**GIVEN REQUEST:** Carry on the article below about the Shania Twain song "Ka-Ching!", picking up right after its last sentence.

**ARTICLE:**
○ ○ ○ ○ ○

"Ka-Ching!" is a 2003 song by Canadian singer Shania Twain. It was the second international single released from her 2002 album Up!. The song was written by Twain and Robert John "Mutt" Lange. "Ka-Ching!" was the second release to Europe and Central American markets following "I'm Gonna Getcha Good!". "Ka-Ching!" has become one of Twain's most successful singles in Europe to date. The song deals with consumer culture in the United States through the boom years of the 1990s and early 2000s. The line "all we ever want is more" is the general theme of the song.

Background and composition
The song was written by Robert Lange and Shania Twain. Lyrically, the song deals with what it considers to be the greed in the world. The tongue-in-cheek lyrics look at how our world revolves around money. It features an opening similar to Pink Floyd's "Money". According to Jennifer Nine from Yahoo! Music, "it's essentially Radiohead's "squealing Gucci little piggies" served up for those without Oxford educations and Naomi Klein's Guardian columns: "We spend the money that we don't possess/Our religion is to go and blow it all".

Lyrics and themes 
"Ka-Ching" centres on consumerism. Opening with sound of a cash register ringing, Twain then sings that the U.S. teaches children to want and want and want ("we live in a greedy, little world/that teaches every little boy and girl/to earn as much as they can possibly/then turn around and spend it foolishly") and that the adults do not know how to spend their money wisely, either ("we've created us a credit card mess/we spend the money that we doen't possess"). And as soon as the money is there, people will go to the new churches — the malls ("Our religion is to go and blow it all/so it's shoppin' every Sunday at the mall"). In the chorus, Twain sings the satisfaction and fulfillment people find in buying and having more money and things ("Can you hear it ring/it makes you wanna sing/it's such a beautiful thing -- Ka-ching!").

In the second verse, she sings that the shallow, materialistic people are irresponsible and will go to drastic lengths, including risking foreclosure on their home to buy more stuff ("when you're broke go and get a loan/take out another mortgage on your home/consolidate so you can afford/to go and spend some more when you get bored"). She taunts them in the bridge ("Dig deeper in your pocket/Oh yeah/Come on, I know you've got it/Dig deeper in your wallet").

Critical reception 
The song received mostly positive reviews from most music critics. S. Renee Dechert from PopMatters wrote that the song "stands out as different against the others." Jennifer Nine from Yahoo! Music commented that "musically, its Timbaland-style strings and off-kilter chorus are the best thing on the album." Jake Taylor from Sputnikmusic agreed, writing that the song is "one of the more triumphant moments of the album." Robert Christgau picked the song as one of the best tracks on the album. Lachlan Sutherland from "UK Mix" wrote: "The song is a definite stand out track, with  incredibly witty lyrics. It's very fresh and invigorating!." "Traveling to the Heart" wrote a very positive review, stating: "Twain's delivery matter-of-fact and matches the biting tone. With this gem, she proves that she is capable of writing music with some substance to it. Unlike her previous hits, 'Ka-Ching!' is against type. Pop music is being about glamorous, into high-fashion, and living in mansions. However, Twain sees the emptiness of it all and sings about something different for once."

○ ○ ○ ○ ○

**RAW RECORDS:**
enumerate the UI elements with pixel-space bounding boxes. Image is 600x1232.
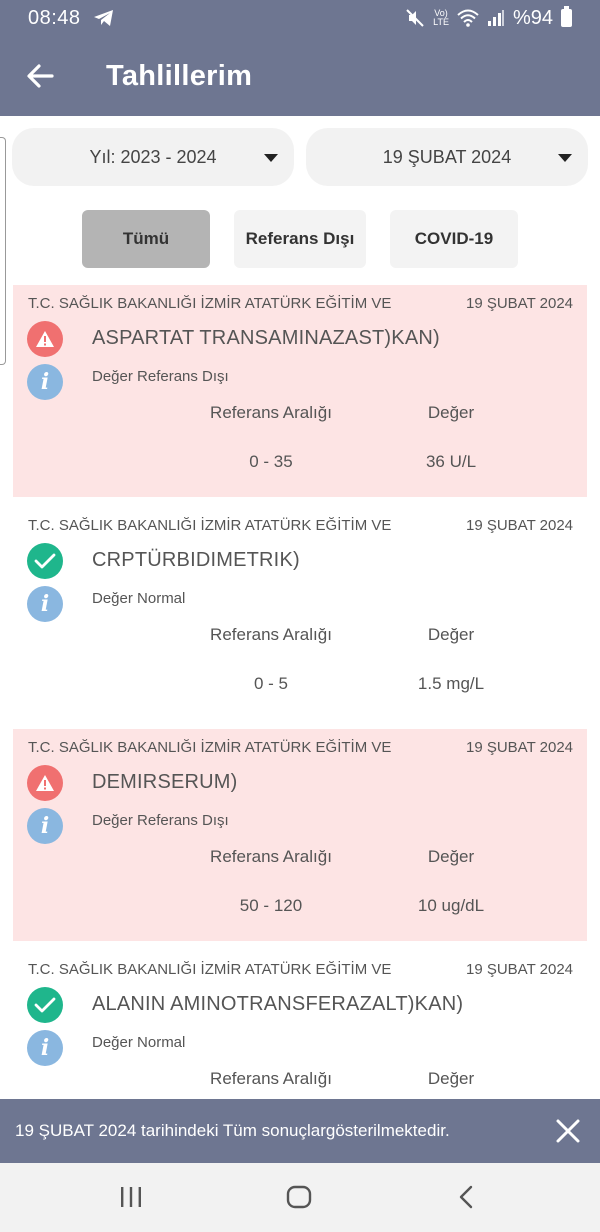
system-nav-bar: [0, 1163, 600, 1232]
results-list: T.C. SAĞLIK BAKANLIĞI İZMİR ATATÜRK EĞİT…: [13, 285, 587, 1173]
hospital-name: T.C. SAĞLIK BAKANLIĞI İZMİR ATATÜRK EĞİT…: [28, 295, 392, 312]
result-card[interactable]: T.C. SAĞLIK BAKANLIĞI İZMİR ATATÜRK EĞİT…: [13, 729, 587, 941]
arrow-left-icon: [27, 64, 54, 88]
value-label: Değer: [427, 625, 475, 644]
value-label: Değer: [427, 1069, 475, 1088]
info-icon[interactable]: i: [27, 808, 63, 844]
test-name: CRPTÜRBIDIMETRIK): [92, 549, 300, 571]
value-label: Değer: [427, 847, 475, 866]
back-button[interactable]: [0, 36, 80, 116]
result-status: Değer Normal: [92, 1034, 186, 1051]
snackbar-message: 19 ŞUBAT 2024 tarihindeki Tüm sonuçlargö…: [15, 1121, 450, 1140]
signal-icon: [487, 10, 504, 26]
recent-apps-button[interactable]: [111, 1181, 151, 1213]
result-status: Değer Referans Dışı: [92, 812, 229, 829]
battery-icon: [561, 6, 572, 27]
filter-tabs: Tümü Referans Dışı COVID-19: [82, 210, 518, 268]
check-icon: [27, 543, 63, 579]
value-label: Değer: [427, 403, 475, 422]
range-label: Referans Aralığı: [210, 847, 332, 866]
result-card[interactable]: T.C. SAĞLIK BAKANLIĞI İZMİR ATATÜRK EĞİT…: [13, 285, 587, 497]
info-icon[interactable]: i: [27, 364, 63, 400]
date-dropdown-value: 19 ŞUBAT 2024: [382, 146, 512, 167]
test-name: ASPARTAT TRANSAMINAZAST)KAN): [92, 327, 440, 349]
warning-icon: [27, 765, 63, 801]
result-value: 10 ug/dL: [417, 896, 485, 915]
result-status: Değer Normal: [92, 590, 186, 607]
result-value: 36 U/L: [425, 452, 477, 471]
tab-out-of-range[interactable]: Referans Dışı: [234, 210, 366, 268]
chevron-left-icon: [459, 1185, 473, 1209]
range-label: Referans Aralığı: [210, 625, 332, 644]
app-bar: Tahlillerim: [0, 36, 600, 116]
caret-down-icon: [264, 154, 278, 162]
snackbar: 19 ŞUBAT 2024 tarihindeki Tüm sonuçlargö…: [0, 1099, 600, 1163]
status-time: 08:48: [28, 6, 81, 29]
snackbar-close-button[interactable]: [554, 1117, 582, 1145]
result-status: Değer Referans Dışı: [92, 368, 229, 385]
recent-apps-icon: [121, 1187, 141, 1207]
range-value: 50 - 120: [239, 896, 303, 915]
tab-covid-19[interactable]: COVID-19: [390, 210, 518, 268]
info-icon[interactable]: i: [27, 1030, 63, 1066]
home-icon: [286, 1185, 312, 1209]
year-dropdown[interactable]: Yıl: 2023 - 2024: [12, 128, 294, 186]
result-value: 1.5 mg/L: [417, 674, 485, 693]
result-card[interactable]: T.C. SAĞLIK BAKANLIĞI İZMİR ATATÜRK EĞİT…: [13, 507, 587, 719]
system-back-button[interactable]: [446, 1181, 486, 1213]
info-icon[interactable]: i: [27, 586, 63, 622]
warning-icon: [27, 321, 63, 357]
range-label: Referans Aralığı: [210, 1069, 332, 1088]
result-date: 19 ŞUBAT 2024: [465, 517, 573, 534]
status-bar: 08:48 Vo) LTE %94: [0, 0, 600, 36]
mute-icon: [406, 9, 424, 27]
caret-down-icon: [558, 154, 572, 162]
range-label: Referans Aralığı: [210, 403, 332, 422]
hospital-name: T.C. SAĞLIK BAKANLIĞI İZMİR ATATÜRK EĞİT…: [28, 961, 392, 978]
tab-all[interactable]: Tümü: [82, 210, 210, 268]
close-icon: [556, 1119, 580, 1143]
range-value: 0 - 35: [249, 452, 293, 471]
year-dropdown-value: Yıl: 2023 - 2024: [89, 146, 217, 167]
filter-row: Yıl: 2023 - 2024 19 ŞUBAT 2024: [12, 128, 588, 186]
home-button[interactable]: [279, 1181, 319, 1213]
range-value: 0 - 5: [253, 674, 289, 693]
telegram-icon: [93, 10, 113, 26]
hospital-name: T.C. SAĞLIK BAKANLIĞI İZMİR ATATÜRK EĞİT…: [28, 517, 392, 534]
result-date: 19 ŞUBAT 2024: [465, 295, 573, 312]
test-name: ALANIN AMINOTRANSFERAZALT)KAN): [92, 993, 464, 1015]
wifi-icon: [457, 9, 479, 27]
battery-level: %94: [512, 6, 553, 29]
test-name: DEMIRSERUM): [92, 771, 238, 793]
hospital-name: T.C. SAĞLIK BAKANLIĞI İZMİR ATATÜRK EĞİT…: [28, 739, 392, 756]
date-dropdown[interactable]: 19 ŞUBAT 2024: [306, 128, 588, 186]
result-date: 19 ŞUBAT 2024: [465, 739, 573, 756]
side-drawer-handle[interactable]: [0, 137, 6, 365]
result-date: 19 ŞUBAT 2024: [465, 961, 573, 978]
volte-icon: Vo) LTE: [433, 8, 449, 27]
check-icon: [27, 987, 63, 1023]
page-title: Tahlillerim: [106, 59, 253, 92]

○ ○ ○ ○ ○

**ANSWER FOR THIS EXERCISE:**
Chart performance
"Ka-Ching!" has become one of Twain's biggest singles in Europe. In the UK, it became her sixth consecutive, seventh overall, top ten single. It debuted on March 22, 2003, at its peak at number eight. It remained on the entire chart for eight weeks. In all, "Ka-Ching!" hit the top ten in seven countries: Austria, Germany, Hungary, Romania, Switzerland, Portugal (where it reached #1) and the UK. It became her highest charting single in Germany, Austria, Switzerland and Hungary where it spent 62 weeks in the top 40.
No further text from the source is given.